## Texto do documento:
Remédios que não são oferecidos, cuidados insuficientes, cartão do banco confiscado e agressões de toda espécie. Situações como estas são vivenciadas por muitos idosos que deveriam receber apoio e amor incondicional dos familiares e entes próximos.

Cerca de 78% dos casos de violência contra o idoso acontecem dentro de casa. É o que diz o coordenador estadual da Pastoral da Pessoa Idosa, Crismédio Vieira.

Vieira afirma que quando o idoso recebe tratamento inadequado ou chega a ser vítima de violência, sofre consequências severas. “O principal prejuízo é a pessoa idosa ter a dignidade roubada ou sufocada. Antes de qualquer coisa, a dignidade deve estar em primeiro lugar. Alguém tem que cuidar dessa dignidade. O primeiro ponto de apoio é a família. Se não há esse apoio, o idoso fica desamparado.”

De janeiro a setembro deste ano, a Secretaria de Estado da Segurança Pública (SSP-AL) registrou 1.995 casos de violência contra o idoso nas delegacias especializadas, por meio do programa Cuidando de Você. De julho de 2016 em diante já são 3.199 casos registrados.

De acordo com a coordenadora do programa, Núbia Matta, o abuso financeiro e a negligência se destacam entre as denúncias e partem prioritariamente da família.

“Em quase sua totalidade os agressores são da própria família. Em primeiro lugar os filhos, seguidos de netos e cônjuges. Hoje, independente do que seja crime, fazemos o encaminhamento para a visita domiciliar para montar o relatório e, aí, identificar o que foi crime”, explica Matta.

## Material da tarefa:
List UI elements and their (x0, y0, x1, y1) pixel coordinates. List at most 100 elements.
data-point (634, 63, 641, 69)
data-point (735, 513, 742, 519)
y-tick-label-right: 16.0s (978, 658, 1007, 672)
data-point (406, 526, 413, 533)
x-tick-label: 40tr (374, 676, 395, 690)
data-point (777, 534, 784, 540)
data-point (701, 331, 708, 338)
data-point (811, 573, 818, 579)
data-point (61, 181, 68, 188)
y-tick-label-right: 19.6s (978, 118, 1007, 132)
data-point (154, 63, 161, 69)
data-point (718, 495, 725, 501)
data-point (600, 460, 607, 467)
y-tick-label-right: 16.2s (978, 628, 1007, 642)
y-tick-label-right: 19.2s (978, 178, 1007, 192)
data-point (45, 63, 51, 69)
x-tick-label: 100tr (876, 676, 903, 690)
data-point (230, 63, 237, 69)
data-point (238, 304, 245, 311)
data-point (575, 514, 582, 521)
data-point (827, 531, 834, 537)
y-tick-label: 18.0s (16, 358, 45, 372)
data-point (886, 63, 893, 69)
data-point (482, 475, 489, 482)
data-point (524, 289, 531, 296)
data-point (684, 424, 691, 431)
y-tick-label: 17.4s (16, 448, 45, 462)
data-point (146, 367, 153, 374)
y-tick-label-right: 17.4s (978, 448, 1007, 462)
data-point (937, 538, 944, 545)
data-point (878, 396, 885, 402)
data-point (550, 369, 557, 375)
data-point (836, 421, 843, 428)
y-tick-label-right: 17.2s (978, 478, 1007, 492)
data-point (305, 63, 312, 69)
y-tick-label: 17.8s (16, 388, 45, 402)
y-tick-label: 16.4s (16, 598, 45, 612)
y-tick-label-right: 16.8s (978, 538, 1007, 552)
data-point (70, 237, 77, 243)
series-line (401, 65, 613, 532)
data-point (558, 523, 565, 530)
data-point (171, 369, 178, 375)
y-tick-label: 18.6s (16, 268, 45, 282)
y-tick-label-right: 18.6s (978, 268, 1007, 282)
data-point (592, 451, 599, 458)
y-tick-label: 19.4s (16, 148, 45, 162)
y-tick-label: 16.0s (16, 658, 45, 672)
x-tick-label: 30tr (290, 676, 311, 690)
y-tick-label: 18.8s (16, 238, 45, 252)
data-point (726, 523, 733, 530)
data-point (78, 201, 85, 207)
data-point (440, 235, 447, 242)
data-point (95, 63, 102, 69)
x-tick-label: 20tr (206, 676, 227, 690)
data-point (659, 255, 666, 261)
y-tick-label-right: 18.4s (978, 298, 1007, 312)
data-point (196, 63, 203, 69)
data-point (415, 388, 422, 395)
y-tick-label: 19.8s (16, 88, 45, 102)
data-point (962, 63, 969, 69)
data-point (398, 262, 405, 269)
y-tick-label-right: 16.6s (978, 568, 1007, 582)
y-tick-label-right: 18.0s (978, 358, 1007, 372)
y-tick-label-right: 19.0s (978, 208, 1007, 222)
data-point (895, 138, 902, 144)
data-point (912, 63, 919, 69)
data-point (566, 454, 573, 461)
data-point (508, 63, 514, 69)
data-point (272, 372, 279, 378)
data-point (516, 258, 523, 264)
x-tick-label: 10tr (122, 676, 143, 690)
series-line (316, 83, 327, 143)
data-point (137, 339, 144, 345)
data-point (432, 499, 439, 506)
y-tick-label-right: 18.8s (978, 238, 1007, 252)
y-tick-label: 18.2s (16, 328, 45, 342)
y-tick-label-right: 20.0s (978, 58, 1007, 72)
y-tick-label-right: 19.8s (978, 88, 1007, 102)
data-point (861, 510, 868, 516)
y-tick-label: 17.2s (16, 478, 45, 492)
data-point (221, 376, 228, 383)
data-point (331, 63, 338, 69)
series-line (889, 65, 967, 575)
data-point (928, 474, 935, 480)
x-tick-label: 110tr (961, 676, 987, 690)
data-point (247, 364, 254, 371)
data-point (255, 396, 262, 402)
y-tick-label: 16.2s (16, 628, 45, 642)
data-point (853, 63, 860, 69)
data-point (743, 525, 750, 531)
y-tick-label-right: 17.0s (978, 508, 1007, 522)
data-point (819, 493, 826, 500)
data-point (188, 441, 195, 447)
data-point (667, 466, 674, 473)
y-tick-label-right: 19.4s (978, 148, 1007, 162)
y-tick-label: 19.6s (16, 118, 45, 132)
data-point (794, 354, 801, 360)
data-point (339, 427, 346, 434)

## O que fazer:
a - Liste as situações vividas por idosos que o texto sobre violência contra idosos enumera logo na primeira frase.
b - Selecione cada linha da listagem que contenha a palavra "line", levando em conta maiúsculas e minúsculas.

## Respostas:
a -
- Remédios que não são oferecidos
- Cuidados insuficientes
- Cartão do banco confiscado
- Agressões de toda espécie

b -
series-line (401, 65, 613, 532)
series-line (316, 83, 327, 143)
series-line (889, 65, 967, 575)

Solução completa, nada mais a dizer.